─── Listed entries ───

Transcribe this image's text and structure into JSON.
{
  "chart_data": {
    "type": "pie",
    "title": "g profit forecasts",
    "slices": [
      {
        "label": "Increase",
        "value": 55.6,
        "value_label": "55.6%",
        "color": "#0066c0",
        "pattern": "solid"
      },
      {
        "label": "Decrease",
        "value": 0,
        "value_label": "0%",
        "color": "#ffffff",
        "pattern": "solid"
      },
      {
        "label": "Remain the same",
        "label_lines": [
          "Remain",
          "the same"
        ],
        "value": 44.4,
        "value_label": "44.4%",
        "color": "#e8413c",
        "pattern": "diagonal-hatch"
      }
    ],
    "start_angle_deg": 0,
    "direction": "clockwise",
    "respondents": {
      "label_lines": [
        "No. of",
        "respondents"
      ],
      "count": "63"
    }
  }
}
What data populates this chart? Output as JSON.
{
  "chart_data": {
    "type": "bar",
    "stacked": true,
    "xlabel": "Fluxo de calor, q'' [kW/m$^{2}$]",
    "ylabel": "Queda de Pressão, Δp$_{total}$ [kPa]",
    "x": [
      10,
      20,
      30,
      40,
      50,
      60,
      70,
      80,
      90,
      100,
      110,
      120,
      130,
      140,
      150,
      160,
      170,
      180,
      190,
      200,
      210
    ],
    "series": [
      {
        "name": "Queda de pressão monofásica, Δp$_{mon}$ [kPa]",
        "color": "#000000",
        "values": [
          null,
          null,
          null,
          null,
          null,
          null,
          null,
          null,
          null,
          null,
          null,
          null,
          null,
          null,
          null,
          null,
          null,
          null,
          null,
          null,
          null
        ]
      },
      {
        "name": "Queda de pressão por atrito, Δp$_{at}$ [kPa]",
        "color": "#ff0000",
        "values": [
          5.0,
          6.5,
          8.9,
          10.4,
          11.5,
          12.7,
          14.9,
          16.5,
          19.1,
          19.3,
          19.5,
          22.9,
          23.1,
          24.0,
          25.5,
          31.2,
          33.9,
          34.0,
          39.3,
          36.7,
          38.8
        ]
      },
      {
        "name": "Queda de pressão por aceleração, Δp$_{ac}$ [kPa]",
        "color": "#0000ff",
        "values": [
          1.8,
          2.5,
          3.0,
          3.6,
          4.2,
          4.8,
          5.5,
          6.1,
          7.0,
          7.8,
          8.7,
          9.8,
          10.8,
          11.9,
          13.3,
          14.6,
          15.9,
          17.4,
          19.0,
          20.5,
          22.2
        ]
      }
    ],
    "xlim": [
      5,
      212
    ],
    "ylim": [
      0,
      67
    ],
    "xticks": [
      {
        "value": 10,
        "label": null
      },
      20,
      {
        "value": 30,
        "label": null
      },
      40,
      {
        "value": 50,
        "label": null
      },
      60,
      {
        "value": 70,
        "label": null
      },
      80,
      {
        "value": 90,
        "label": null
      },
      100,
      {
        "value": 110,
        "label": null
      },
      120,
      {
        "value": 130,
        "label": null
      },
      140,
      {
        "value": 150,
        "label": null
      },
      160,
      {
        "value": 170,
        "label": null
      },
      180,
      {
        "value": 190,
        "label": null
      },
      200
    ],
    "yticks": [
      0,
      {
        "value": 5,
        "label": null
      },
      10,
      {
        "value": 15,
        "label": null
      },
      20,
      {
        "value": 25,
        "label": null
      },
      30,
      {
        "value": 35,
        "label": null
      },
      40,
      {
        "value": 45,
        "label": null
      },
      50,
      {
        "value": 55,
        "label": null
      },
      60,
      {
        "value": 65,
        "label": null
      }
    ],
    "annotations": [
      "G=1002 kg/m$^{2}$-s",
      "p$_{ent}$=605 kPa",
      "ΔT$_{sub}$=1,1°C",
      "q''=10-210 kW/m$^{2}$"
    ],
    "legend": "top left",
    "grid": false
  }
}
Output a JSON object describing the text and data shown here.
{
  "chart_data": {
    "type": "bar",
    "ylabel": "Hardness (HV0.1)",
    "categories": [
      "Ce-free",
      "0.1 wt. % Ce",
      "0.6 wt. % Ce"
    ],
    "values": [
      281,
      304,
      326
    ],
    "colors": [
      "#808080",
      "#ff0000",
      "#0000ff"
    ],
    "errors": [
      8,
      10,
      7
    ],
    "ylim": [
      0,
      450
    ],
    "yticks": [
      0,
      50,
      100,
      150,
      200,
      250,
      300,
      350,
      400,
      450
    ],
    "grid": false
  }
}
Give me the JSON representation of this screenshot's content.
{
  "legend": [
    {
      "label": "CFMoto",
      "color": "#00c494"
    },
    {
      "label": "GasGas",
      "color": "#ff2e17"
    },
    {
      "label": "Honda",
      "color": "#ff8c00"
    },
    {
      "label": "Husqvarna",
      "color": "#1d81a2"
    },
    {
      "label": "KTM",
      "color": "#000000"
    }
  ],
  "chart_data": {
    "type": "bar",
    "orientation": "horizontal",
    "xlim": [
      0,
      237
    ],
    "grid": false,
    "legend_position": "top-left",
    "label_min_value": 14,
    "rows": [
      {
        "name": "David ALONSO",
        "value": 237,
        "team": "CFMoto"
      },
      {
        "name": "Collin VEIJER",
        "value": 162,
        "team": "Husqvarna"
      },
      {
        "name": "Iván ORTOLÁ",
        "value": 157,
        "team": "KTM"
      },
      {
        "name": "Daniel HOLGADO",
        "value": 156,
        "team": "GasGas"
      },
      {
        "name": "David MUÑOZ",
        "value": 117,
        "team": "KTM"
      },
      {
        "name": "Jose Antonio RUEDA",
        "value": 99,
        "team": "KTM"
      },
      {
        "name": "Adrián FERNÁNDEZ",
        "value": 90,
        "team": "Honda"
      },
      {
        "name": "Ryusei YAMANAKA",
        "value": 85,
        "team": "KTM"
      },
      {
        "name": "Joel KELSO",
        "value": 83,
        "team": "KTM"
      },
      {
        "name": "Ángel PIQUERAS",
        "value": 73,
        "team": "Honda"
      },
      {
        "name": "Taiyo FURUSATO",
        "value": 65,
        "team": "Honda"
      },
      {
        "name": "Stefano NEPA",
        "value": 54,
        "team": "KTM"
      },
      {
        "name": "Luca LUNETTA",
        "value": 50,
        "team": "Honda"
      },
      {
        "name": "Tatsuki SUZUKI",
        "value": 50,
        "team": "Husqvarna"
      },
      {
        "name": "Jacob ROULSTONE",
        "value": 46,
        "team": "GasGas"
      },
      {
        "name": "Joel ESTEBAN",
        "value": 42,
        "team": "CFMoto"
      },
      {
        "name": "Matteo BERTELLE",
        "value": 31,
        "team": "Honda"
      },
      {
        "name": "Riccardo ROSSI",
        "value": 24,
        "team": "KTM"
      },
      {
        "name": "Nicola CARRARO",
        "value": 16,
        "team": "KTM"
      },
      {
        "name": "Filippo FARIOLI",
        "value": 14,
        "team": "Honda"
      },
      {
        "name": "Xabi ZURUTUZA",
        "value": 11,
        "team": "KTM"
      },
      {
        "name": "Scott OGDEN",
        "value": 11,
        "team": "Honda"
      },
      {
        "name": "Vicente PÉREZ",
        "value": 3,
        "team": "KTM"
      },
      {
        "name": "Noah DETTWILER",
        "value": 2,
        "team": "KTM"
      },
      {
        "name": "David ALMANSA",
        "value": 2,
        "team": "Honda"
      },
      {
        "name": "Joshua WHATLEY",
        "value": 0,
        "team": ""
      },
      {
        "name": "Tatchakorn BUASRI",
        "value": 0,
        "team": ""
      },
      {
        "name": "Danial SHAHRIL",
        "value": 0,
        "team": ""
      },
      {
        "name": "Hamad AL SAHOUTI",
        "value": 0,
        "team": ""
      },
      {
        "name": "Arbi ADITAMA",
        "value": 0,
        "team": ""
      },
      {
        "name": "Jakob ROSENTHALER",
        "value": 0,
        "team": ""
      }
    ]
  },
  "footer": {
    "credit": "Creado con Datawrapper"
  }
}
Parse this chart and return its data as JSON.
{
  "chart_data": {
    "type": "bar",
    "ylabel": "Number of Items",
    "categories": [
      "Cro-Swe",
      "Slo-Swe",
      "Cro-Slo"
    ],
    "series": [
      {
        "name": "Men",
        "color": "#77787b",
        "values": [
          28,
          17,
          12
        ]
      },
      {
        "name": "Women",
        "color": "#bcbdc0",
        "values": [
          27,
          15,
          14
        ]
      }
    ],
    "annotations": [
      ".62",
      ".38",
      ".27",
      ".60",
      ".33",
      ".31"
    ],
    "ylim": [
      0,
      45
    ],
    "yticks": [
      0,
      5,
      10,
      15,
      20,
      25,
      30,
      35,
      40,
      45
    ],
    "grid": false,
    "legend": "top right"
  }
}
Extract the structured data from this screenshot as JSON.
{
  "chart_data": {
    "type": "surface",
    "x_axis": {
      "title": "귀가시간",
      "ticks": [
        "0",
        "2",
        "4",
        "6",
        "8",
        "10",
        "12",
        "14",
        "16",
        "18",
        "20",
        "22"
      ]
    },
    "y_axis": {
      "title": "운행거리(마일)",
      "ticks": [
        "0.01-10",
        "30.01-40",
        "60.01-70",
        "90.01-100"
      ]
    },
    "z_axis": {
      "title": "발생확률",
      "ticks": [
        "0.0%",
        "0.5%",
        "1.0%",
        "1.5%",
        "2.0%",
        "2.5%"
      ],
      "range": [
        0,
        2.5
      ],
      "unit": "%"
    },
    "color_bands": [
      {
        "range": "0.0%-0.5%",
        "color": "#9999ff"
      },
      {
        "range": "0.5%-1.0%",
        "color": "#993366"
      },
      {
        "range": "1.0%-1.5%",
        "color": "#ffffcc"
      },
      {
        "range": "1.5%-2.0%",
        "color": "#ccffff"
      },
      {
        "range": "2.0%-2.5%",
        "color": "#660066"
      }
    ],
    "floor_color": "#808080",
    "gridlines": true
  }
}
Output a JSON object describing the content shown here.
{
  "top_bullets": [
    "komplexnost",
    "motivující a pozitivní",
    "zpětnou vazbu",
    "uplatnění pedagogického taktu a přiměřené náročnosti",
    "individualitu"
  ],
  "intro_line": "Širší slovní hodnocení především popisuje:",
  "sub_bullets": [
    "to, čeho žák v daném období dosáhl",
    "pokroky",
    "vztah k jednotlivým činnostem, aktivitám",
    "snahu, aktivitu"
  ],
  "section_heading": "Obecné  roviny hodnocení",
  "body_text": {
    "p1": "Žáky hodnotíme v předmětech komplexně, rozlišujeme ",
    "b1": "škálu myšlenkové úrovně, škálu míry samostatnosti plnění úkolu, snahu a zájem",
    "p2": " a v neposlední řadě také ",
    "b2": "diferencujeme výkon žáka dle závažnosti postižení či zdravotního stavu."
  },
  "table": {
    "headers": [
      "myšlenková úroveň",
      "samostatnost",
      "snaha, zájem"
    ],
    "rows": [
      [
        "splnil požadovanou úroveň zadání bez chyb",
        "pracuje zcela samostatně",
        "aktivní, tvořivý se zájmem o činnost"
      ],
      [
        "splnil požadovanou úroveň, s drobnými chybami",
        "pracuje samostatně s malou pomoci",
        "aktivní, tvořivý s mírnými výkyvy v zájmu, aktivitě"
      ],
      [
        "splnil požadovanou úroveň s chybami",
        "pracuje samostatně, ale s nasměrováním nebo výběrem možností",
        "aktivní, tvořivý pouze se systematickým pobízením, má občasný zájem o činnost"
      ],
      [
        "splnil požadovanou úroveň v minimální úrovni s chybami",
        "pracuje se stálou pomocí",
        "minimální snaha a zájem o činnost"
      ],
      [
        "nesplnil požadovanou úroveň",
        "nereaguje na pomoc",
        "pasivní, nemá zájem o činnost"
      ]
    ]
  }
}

───

Required task |
What is the number of lines above that contain "here"? Answer with that number only.

Worked solution |
2